▶ PROBLEM REQUIREMENTS: Extract all lines that hold "确定各个环节的负责人" from the records below.

+++ PROVIDED INFORMATION

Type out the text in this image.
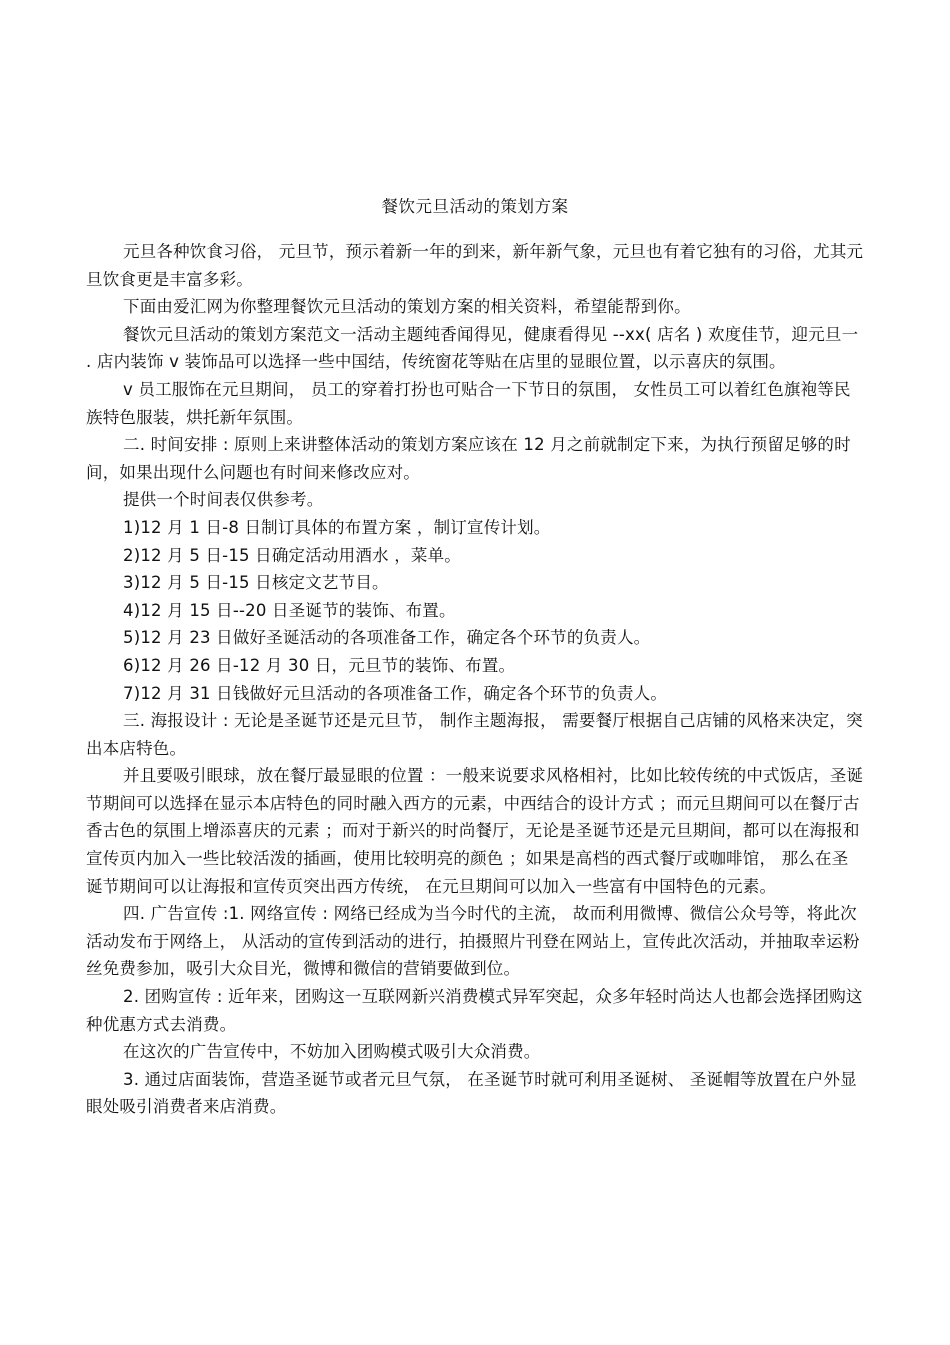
餐饮元旦活动的策划方案

元旦各种饮食习俗， 元旦节，预示着新一年的到来，新年新气象，元旦也有着它独有的习俗，尤其元旦饮食更是丰富多彩。

下面由爱汇网为你整理餐饮元旦活动的策划方案的相关资料，希望能帮到你。

餐饮元旦活动的策划方案范文一活动主题纯香闻得见，健康看得见 --xx( 店名 ) 欢度佳节，迎元旦一 . 店内装饰 v 装饰品可以选择一些中国结，传统窗花等贴在店里的显眼位置，以示喜庆的氛围。

v 员工服饰在元旦期间， 员工的穿着打扮也可贴合一下节日的氛围， 女性员工可以着红色旗袍等民族特色服装，烘托新年氛围。

二. 时间安排 : 原则上来讲整体活动的策划方案应该在 12 月之前就制定下来，为执行预留足够的时间，如果出现什么问题也有时间来修改应对。

提供一个时间表仅供参考。

1)12 月 1 日-8 日制订具体的布置方案 ，制订宣传计划。

2)12 月 5 日-15 日确定活动用酒水 ，菜单。

3)12 月 5 日-15 日核定文艺节目。

4)12 月 15 日--20 日圣诞节的装饰、布置。

5)12 月 23 日做好圣诞活动的各项准备工作，确定各个环节的负责人。

6)12 月 26 日-12 月 30 日，元旦节的装饰、布置。

7)12 月 31 日钱做好元旦活动的各项准备工作，确定各个环节的负责人。

三. 海报设计 : 无论是圣诞节还是元旦节， 制作主题海报， 需要餐厅根据自己店铺的风格来决定，突出本店特色。

并且要吸引眼球，放在餐厅最显眼的位置 ：一般来说要求风格相衬，比如比较传统的中式饭店，圣诞节期间可以选择在显示本店特色的同时融入西方的元素，中西结合的设计方式 ；而元旦期间可以在餐厅古香古色的氛围上增添喜庆的元素 ；而对于新兴的时尚餐厅，无论是圣诞节还是元旦期间，都可以在海报和宣传页内加入一些比较活泼的插画，使用比较明亮的颜色 ；如果是高档的西式餐厅或咖啡馆， 那么在圣诞节期间可以让海报和宣传页突出西方传统， 在元旦期间可以加入一些富有中国特色的元素。

四. 广告宣传 :1. 网络宣传 : 网络已经成为当今时代的主流， 故而利用微博、微信公众号等，将此次活动发布于网络上， 从活动的宣传到活动的进行，拍摄照片刊登在网站上，宣传此次活动，并抽取幸运粉丝免费参加，吸引大众目光，微博和微信的营销要做到位。

2. 团购宣传 : 近年来，团购这一互联网新兴消费模式异军突起，众多年轻时尚达人也都会选择团购这种优惠方式去消费。

在这次的广告宣传中，不妨加入团购模式吸引大众消费。

3. 通过店面装饰，营造圣诞节或者元旦气氛， 在圣诞节时就可利用圣诞树、 圣诞帽等放置在户外显眼处吸引消费者来店消费。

++++++

▶ PROBLEM SOLUTION:
5)12 月 23 日做好圣诞活动的各项准备工作，确定各个环节的负责人。
7)12 月 31 日钱做好元旦活动的各项准备工作，确定各个环节的负责人。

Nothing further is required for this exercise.